* The task: Find the lines with the string "being" and return them.

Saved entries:
- - -
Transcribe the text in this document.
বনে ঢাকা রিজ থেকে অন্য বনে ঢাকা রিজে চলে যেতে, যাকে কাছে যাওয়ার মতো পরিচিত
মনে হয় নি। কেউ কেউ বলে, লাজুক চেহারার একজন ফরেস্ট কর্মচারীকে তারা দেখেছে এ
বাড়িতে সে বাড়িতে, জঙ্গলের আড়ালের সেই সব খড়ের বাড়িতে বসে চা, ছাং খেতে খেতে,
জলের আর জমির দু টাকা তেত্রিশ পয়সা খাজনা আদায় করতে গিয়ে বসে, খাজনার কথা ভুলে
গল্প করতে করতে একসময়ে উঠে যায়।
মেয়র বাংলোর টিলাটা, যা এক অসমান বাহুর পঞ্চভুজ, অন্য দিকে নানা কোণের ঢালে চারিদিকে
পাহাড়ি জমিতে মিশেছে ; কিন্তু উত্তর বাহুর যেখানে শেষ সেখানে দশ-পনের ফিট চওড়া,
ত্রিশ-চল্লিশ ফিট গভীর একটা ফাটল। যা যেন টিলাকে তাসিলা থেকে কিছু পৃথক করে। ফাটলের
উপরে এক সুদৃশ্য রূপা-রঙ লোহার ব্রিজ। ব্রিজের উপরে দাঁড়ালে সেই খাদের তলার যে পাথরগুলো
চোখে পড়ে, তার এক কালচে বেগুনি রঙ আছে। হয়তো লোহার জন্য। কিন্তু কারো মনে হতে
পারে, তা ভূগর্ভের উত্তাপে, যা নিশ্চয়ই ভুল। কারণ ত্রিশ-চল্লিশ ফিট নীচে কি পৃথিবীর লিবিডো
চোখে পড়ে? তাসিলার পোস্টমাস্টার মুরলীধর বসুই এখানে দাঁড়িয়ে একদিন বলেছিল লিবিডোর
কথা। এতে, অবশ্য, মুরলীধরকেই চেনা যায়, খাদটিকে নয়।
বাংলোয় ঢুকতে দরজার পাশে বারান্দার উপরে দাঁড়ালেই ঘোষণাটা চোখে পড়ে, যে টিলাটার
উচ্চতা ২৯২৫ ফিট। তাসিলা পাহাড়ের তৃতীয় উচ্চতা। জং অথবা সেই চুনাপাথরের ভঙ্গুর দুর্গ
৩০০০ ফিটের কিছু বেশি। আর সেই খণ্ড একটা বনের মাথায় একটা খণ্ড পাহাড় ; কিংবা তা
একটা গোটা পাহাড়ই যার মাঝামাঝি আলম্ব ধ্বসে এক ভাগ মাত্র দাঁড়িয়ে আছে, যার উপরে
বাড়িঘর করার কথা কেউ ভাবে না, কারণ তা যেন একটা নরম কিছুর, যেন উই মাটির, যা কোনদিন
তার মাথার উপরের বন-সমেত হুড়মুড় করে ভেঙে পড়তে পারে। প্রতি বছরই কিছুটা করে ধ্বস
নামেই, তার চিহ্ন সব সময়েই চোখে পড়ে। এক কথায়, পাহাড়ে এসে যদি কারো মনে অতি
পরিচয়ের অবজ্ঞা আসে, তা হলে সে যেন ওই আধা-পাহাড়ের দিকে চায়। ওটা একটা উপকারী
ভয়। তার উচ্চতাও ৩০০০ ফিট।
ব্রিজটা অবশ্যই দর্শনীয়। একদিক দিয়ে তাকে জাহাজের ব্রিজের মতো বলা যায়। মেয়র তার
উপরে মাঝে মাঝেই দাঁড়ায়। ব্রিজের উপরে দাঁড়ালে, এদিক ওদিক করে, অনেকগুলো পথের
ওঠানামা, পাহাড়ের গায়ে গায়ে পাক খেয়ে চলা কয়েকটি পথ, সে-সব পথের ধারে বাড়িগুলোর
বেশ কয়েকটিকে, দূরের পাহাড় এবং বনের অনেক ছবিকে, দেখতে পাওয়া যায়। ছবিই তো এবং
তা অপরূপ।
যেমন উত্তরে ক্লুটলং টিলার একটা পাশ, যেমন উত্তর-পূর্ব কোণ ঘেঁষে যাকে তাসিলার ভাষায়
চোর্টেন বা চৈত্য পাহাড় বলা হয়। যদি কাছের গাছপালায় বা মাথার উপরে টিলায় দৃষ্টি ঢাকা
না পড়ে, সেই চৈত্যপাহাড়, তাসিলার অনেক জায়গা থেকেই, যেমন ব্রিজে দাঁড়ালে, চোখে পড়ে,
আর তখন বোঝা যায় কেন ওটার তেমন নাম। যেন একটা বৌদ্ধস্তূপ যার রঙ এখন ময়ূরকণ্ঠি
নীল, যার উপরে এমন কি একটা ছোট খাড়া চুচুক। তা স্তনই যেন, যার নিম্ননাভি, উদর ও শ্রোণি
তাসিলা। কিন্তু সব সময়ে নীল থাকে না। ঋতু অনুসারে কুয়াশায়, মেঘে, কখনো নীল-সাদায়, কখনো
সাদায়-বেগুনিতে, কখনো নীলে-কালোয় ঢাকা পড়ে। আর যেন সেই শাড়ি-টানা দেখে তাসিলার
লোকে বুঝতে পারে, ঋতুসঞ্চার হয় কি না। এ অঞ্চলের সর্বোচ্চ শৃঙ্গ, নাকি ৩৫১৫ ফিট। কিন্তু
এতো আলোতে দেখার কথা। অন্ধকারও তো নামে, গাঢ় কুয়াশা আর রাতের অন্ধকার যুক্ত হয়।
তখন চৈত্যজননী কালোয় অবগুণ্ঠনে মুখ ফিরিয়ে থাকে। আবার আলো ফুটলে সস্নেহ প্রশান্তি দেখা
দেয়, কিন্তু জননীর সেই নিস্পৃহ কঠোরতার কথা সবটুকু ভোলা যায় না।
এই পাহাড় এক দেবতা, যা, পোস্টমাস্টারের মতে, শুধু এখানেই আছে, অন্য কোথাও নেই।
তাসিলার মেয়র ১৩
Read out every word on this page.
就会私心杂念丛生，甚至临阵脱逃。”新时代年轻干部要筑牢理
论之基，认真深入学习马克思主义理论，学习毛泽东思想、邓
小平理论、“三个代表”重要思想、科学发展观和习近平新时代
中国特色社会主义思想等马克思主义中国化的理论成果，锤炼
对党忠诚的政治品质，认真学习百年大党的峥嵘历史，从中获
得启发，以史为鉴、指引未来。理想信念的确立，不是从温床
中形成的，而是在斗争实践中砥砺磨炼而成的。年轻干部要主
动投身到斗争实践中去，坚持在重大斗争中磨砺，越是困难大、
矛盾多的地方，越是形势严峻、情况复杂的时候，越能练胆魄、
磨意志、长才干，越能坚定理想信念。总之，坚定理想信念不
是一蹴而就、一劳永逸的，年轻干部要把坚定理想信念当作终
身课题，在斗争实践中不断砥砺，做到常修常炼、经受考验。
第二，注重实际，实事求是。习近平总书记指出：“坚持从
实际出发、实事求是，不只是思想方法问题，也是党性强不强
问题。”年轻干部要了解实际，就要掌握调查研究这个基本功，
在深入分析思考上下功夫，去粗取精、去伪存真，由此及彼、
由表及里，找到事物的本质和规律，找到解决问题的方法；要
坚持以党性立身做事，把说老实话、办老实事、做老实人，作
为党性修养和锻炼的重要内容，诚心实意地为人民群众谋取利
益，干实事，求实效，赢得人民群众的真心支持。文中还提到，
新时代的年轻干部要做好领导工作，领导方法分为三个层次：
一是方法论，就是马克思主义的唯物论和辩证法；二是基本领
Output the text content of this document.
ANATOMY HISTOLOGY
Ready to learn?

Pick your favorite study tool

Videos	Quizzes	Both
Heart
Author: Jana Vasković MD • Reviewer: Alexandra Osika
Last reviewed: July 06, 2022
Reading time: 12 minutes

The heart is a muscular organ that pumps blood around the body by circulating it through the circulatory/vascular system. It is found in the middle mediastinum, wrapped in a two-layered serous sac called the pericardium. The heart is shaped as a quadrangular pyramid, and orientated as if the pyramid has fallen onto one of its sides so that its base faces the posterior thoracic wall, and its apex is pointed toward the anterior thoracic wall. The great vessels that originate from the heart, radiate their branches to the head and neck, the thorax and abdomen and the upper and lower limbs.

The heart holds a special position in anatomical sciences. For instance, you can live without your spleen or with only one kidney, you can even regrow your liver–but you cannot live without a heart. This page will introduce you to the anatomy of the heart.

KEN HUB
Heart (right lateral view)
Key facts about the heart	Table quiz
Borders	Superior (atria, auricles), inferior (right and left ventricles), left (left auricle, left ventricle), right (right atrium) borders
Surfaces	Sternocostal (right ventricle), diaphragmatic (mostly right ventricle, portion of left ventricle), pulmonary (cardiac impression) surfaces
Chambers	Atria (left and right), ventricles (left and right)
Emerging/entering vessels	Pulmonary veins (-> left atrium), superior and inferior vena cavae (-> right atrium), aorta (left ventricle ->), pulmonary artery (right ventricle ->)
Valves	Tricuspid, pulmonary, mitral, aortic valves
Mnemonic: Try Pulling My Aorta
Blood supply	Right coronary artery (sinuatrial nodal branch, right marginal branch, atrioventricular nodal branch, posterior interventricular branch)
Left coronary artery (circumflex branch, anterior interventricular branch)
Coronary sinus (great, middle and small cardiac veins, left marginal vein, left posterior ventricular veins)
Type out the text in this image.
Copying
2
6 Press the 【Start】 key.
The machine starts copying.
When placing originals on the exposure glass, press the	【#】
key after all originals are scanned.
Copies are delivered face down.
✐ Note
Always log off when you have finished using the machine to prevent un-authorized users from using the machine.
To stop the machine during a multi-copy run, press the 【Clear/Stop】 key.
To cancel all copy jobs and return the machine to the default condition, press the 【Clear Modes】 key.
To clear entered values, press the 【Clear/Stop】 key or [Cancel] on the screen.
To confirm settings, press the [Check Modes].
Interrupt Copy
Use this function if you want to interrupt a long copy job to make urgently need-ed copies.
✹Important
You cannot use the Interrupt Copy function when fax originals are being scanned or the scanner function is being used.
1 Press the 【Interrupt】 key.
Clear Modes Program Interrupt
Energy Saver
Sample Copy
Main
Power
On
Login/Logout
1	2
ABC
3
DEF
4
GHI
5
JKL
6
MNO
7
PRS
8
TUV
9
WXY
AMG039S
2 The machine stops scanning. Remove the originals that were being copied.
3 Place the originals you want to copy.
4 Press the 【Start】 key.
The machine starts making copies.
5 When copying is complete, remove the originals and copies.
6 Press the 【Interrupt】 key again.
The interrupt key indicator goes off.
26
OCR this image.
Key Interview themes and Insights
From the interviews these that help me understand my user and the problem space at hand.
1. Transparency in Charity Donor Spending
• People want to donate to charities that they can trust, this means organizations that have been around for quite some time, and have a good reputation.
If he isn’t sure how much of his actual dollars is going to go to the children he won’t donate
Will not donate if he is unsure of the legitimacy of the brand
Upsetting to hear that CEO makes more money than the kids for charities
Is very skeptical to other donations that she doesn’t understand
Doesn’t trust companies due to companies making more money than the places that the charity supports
- - -
* Response:
You cannot use the Interrupt Copy function when fax originals are being scanned or the scanner function is being used.
2 The machine stops scanning. Remove the originals that were being copied.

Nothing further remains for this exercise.